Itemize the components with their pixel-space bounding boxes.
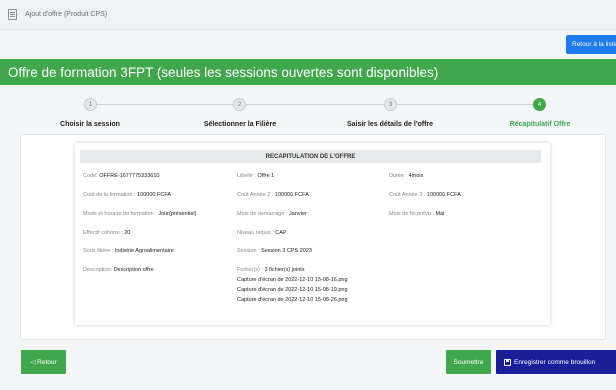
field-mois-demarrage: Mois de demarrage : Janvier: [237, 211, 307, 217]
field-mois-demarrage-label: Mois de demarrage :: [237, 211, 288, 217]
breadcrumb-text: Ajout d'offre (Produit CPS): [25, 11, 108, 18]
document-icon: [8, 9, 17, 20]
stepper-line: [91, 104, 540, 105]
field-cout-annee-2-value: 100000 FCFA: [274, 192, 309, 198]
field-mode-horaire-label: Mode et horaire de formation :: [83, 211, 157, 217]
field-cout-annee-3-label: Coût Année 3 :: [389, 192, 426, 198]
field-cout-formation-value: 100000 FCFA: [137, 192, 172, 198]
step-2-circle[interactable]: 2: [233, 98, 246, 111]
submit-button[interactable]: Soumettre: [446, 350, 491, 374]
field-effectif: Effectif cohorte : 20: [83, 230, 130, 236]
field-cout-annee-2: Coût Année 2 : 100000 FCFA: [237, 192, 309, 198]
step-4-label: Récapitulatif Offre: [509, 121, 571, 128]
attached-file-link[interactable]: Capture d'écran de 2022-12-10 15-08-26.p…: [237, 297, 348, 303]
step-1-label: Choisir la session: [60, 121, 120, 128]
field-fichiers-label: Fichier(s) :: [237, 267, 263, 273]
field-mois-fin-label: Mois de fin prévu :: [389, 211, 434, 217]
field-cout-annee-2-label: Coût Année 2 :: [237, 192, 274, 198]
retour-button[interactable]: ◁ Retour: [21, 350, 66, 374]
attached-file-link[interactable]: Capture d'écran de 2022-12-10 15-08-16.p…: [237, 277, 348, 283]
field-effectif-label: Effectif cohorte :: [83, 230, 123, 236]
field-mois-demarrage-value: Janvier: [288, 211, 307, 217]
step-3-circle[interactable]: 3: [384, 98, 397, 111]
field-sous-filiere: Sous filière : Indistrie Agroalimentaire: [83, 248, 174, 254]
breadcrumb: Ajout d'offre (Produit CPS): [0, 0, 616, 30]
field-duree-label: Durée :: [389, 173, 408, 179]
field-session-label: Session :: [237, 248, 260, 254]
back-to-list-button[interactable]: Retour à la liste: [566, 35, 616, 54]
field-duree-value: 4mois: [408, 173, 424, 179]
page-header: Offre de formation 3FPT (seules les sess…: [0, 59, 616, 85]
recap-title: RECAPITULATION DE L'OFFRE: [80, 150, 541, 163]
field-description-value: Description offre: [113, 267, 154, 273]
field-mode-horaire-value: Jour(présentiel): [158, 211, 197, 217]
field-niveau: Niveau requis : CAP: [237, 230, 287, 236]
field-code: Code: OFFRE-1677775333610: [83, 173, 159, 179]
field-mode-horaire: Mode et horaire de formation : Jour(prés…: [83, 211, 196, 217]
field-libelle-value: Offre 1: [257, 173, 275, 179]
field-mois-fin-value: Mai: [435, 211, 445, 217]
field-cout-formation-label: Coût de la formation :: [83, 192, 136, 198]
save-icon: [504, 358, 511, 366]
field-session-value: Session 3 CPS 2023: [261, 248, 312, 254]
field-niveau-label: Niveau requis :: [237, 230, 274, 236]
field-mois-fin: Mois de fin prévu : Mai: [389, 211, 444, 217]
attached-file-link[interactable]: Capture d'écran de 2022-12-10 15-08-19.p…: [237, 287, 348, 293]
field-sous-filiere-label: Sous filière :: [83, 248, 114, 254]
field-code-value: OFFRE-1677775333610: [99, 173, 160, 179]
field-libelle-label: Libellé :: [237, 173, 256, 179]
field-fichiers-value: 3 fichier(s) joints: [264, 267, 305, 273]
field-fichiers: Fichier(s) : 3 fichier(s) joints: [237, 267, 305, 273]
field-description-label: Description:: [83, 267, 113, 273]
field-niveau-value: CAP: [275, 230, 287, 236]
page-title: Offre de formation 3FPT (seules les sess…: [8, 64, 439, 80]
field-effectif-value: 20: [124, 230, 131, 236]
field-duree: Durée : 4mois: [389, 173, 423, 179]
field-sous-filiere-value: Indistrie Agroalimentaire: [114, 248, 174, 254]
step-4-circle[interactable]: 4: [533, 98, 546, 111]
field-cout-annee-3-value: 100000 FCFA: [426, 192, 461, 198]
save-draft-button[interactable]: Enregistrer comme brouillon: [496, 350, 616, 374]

────────────────

**STATED PROBLEM:** Retype all of the data above line for line, without changing anything. Leave out the pictures.

**RESULT FOR THIS TASK:**
Itemize the components with their pixel-space bounding boxes.
field-mois-demarrage: Mois de demarrage : Janvier: [237, 211, 307, 217]
field-mois-demarrage-label: Mois de demarrage :: [237, 211, 288, 217]
breadcrumb-text: Ajout d'offre (Produit CPS): [25, 11, 108, 18]
document-icon: [8, 9, 17, 20]
stepper-line: [91, 104, 540, 105]
field-cout-annee-2-value: 100000 FCFA: [274, 192, 309, 198]
field-mode-horaire-label: Mode et horaire de formation :: [83, 211, 157, 217]
field-cout-annee-3-label: Coût Année 3 :: [389, 192, 426, 198]
field-cout-formation-value: 100000 FCFA: [137, 192, 172, 198]
step-2-circle[interactable]: 2: [233, 98, 246, 111]
submit-button[interactable]: Soumettre: [446, 350, 491, 374]
field-effectif: Effectif cohorte : 20: [83, 230, 130, 236]
field-cout-annee-2: Coût Année 2 : 100000 FCFA: [237, 192, 309, 198]
step-4-label: Récapitulatif Offre: [509, 121, 571, 128]
attached-file-link[interactable]: Capture d'écran de 2022-12-10 15-08-26.p…: [237, 297, 348, 303]
step-1-label: Choisir la session: [60, 121, 120, 128]
field-fichiers-label: Fichier(s) :: [237, 267, 263, 273]
field-mois-fin-label: Mois de fin prévu :: [389, 211, 434, 217]
field-cout-annee-2-label: Coût Année 2 :: [237, 192, 274, 198]
retour-button[interactable]: ◁ Retour: [21, 350, 66, 374]
attached-file-link[interactable]: Capture d'écran de 2022-12-10 15-08-16.p…: [237, 277, 348, 283]
field-effectif-label: Effectif cohorte :: [83, 230, 123, 236]
field-mois-demarrage-value: Janvier: [288, 211, 307, 217]
step-3-circle[interactable]: 3: [384, 98, 397, 111]
field-sous-filiere: Sous filière : Indistrie Agroalimentaire: [83, 248, 174, 254]
breadcrumb: Ajout d'offre (Produit CPS): [0, 0, 616, 30]
field-duree-label: Durée :: [389, 173, 408, 179]
field-session-label: Session :: [237, 248, 260, 254]
back-to-list-button[interactable]: Retour à la liste: [566, 35, 616, 54]
field-duree-value: 4mois: [408, 173, 424, 179]
page-header: Offre de formation 3FPT (seules les sess…: [0, 59, 616, 85]
recap-title: RECAPITULATION DE L'OFFRE: [80, 150, 541, 163]
field-description-value: Description offre: [113, 267, 154, 273]
field-mode-horaire-value: Jour(présentiel): [158, 211, 197, 217]
field-niveau: Niveau requis : CAP: [237, 230, 287, 236]
field-code: Code: OFFRE-1677775333610: [83, 173, 159, 179]
field-mode-horaire: Mode et horaire de formation : Jour(prés…: [83, 211, 196, 217]
field-libelle-value: Offre 1: [257, 173, 275, 179]
field-mois-fin-value: Mai: [435, 211, 445, 217]
field-cout-formation-label: Coût de la formation :: [83, 192, 136, 198]
save-icon: [504, 358, 511, 366]
field-session-value: Session 3 CPS 2023: [261, 248, 312, 254]
field-niveau-label: Niveau requis :: [237, 230, 274, 236]
field-mois-fin: Mois de fin prévu : Mai: [389, 211, 444, 217]
attached-file-link[interactable]: Capture d'écran de 2022-12-10 15-08-19.p…: [237, 287, 348, 293]
field-sous-filiere-label: Sous filière :: [83, 248, 114, 254]
field-code-value: OFFRE-1677775333610: [99, 173, 160, 179]
field-libelle-label: Libellé :: [237, 173, 256, 179]
field-fichiers-value: 3 fichier(s) joints: [264, 267, 305, 273]
field-fichiers: Fichier(s) : 3 fichier(s) joints: [237, 267, 305, 273]
field-description-label: Description:: [83, 267, 113, 273]
field-niveau-value: CAP: [275, 230, 287, 236]
page-title: Offre de formation 3FPT (seules les sess…: [8, 64, 439, 80]
field-effectif-value: 20: [124, 230, 131, 236]
field-duree: Durée : 4mois: [389, 173, 423, 179]
field-sous-filiere-value: Indistrie Agroalimentaire: [114, 248, 174, 254]
step-4-circle[interactable]: 4: [533, 98, 546, 111]
field-cout-annee-3-value: 100000 FCFA: [426, 192, 461, 198]
save-draft-button[interactable]: Enregistrer comme brouillon: [496, 350, 616, 374]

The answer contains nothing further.